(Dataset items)
━━━━━━━━━━

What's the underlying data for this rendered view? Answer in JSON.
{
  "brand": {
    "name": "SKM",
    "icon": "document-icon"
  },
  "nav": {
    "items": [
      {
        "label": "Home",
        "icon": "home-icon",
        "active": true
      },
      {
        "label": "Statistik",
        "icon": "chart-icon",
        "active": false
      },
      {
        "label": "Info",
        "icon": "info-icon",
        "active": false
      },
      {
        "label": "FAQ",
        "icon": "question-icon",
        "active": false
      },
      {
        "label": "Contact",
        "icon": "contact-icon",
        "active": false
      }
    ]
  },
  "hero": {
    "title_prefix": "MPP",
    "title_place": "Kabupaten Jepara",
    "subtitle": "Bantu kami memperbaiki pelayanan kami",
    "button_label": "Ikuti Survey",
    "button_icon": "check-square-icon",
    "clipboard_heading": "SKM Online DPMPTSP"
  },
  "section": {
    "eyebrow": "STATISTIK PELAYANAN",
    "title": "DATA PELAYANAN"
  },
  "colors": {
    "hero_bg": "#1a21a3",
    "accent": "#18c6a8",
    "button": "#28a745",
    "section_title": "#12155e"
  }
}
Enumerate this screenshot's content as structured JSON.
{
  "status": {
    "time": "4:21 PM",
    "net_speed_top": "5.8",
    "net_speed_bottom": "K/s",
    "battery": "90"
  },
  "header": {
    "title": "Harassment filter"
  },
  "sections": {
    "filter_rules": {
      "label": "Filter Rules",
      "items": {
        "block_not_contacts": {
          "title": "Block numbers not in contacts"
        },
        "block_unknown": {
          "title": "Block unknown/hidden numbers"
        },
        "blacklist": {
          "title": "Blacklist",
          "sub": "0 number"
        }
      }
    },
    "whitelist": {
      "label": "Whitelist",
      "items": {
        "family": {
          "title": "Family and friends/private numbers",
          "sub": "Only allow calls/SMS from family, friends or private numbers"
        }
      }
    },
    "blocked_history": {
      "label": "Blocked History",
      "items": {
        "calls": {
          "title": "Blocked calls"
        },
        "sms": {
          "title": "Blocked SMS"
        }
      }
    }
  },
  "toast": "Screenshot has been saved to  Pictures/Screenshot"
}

━━━━━━━━━━

• What needs to be done: The lines above form a set of records; determine how many of them contain the string "private" and give that number alone.

• Output for this task: 2